■ Избранный текст ■
────────────────
Всякую правду, исповедь, будь она бедна, недолговечна… мы примем с распростертыми объятиями… Напротив, все, что пахнет ложью или хотя бы только неискренностью, что сказано не совсем от души, что отдает «холодными словами», мы отвергаем…
Ал. Блок
Здесь не было ни малейшей рисовки, так как ни к какой позе он органически был не способен. Я за всю жизпь не встречал человека, до такой степени чуждого лжи и притворству. Пожалуй, это было главной чертой его личности — необыкновенное бесстрашие правды. Он как будто сказал себе раз навсегда, что нельзя же бороться за всенародную, всемирную правду — и при этом лгать хоть в какой-нибудь мелочи. Совесть общественная сильна лишь тогда, если она опирается на личную совесть, — об этом говорил он не раз.
Эту беспощадную правдивость Александра Александровича мне пришлось испытать на себе. В 1921 году в одном из ленинградских театров был устроен его торжественный вечер. Публики набилось несметное множество. Мне было поручено сказать краткое слово о нем. Я же был расстроен, утомлен, нездоров, и моя речь провалилась. Я говорил и при каждом слове мучительно чувствовал, что не то, не так, не о том. Блок стоял за кулисой и слушал, и это еще больше угнетало меня. Он почему-то верил в эту лекцию и многого ждал от нее. Скомкав ее кое-как, я, чтобы не попасться ему на глаза, убежал во тьму, за кулисы.
────────────────
■ Фрагмент листинга ■
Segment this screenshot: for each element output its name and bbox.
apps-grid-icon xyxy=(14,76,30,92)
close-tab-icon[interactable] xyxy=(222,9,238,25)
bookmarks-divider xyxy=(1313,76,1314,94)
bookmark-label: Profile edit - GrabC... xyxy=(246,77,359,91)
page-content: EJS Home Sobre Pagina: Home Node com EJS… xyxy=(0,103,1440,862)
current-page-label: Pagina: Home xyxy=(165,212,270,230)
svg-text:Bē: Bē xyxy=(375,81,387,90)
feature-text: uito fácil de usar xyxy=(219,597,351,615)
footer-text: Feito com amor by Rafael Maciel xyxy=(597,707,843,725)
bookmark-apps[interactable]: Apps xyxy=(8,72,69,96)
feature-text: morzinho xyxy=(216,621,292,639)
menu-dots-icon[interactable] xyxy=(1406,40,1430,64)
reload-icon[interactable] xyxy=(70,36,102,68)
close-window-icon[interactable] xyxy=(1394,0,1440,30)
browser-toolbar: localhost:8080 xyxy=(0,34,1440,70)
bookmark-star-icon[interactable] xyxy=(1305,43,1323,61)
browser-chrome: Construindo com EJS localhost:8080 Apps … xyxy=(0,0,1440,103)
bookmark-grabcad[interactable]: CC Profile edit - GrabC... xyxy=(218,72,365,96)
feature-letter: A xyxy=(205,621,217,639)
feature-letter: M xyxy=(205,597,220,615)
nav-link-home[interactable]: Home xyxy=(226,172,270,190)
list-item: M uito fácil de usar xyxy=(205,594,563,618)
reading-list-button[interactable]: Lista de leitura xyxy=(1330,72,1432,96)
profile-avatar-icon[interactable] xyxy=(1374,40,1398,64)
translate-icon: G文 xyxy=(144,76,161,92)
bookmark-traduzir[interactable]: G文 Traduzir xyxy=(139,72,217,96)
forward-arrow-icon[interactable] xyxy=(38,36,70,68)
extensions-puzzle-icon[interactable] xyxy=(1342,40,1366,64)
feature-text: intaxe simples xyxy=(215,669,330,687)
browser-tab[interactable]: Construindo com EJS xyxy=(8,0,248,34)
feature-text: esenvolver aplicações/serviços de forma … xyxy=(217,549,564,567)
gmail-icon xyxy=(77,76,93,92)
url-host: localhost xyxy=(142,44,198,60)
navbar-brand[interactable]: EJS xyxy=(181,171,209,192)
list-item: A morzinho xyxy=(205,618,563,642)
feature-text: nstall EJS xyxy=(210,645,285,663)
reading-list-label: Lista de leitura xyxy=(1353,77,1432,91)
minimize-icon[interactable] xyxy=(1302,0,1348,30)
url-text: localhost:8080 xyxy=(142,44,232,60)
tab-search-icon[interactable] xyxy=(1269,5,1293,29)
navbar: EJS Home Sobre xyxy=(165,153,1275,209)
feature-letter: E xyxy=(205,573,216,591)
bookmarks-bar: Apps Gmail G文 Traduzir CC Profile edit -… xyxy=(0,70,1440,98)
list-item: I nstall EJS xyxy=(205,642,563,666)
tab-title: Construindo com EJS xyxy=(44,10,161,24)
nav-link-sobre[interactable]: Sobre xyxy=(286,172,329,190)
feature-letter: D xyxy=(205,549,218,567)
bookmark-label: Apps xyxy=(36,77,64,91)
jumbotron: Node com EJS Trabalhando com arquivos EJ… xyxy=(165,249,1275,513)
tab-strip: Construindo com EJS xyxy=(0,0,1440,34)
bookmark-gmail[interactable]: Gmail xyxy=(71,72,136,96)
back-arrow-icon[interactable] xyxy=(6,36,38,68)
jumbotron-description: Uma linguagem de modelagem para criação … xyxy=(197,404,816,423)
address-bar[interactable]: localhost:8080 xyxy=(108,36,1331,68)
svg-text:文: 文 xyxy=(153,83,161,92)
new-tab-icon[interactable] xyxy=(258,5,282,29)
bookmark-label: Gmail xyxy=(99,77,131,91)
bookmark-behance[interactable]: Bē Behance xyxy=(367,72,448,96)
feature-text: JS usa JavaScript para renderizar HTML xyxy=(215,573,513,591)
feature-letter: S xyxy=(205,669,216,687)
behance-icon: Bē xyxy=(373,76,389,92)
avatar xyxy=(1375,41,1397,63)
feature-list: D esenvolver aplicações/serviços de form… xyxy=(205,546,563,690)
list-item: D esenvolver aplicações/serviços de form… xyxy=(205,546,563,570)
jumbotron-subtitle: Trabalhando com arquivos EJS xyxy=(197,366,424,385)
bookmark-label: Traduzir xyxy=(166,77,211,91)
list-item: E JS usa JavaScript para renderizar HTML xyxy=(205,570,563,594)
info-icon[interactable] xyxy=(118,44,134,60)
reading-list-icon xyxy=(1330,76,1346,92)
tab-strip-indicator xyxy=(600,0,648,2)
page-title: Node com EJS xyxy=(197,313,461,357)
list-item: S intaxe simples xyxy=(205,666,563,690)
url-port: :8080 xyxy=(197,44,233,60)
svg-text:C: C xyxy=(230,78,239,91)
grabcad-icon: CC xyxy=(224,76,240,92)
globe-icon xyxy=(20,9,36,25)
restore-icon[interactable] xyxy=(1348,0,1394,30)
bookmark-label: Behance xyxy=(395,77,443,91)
────────────────
■ Задание A ■
Какие слова в избранном тексте описывают состояние рассказчика перед речью на торжественном вечере 1921 года? Перечислите их все.
■ Задание B ■
Согласуются ли с избранным текстом следующие утверждения? (i) Торжественный вечер Блока в 1921 году прошел в одном из ленинградских театров. (ii) Во время речи Блок сидел в зале среди публики. (iii) Публики на вечер пришло мало. Для каждого ответьте «да» или «нет» и приведите решающие слова текста в точной цитате.
Листинг для выполнения заданий не понадобится.

■ Ответ A ■
расстроен, утомлен, нездоров

■ Ответ B ■
(i) Да: «В 1921 году в одном из ленинградских театров был устроен его торжественный вечер».
(ii) Нет: «Блок стоял за кулисой и слушал».
(iii) Нет: «Публики набилось несметное множество».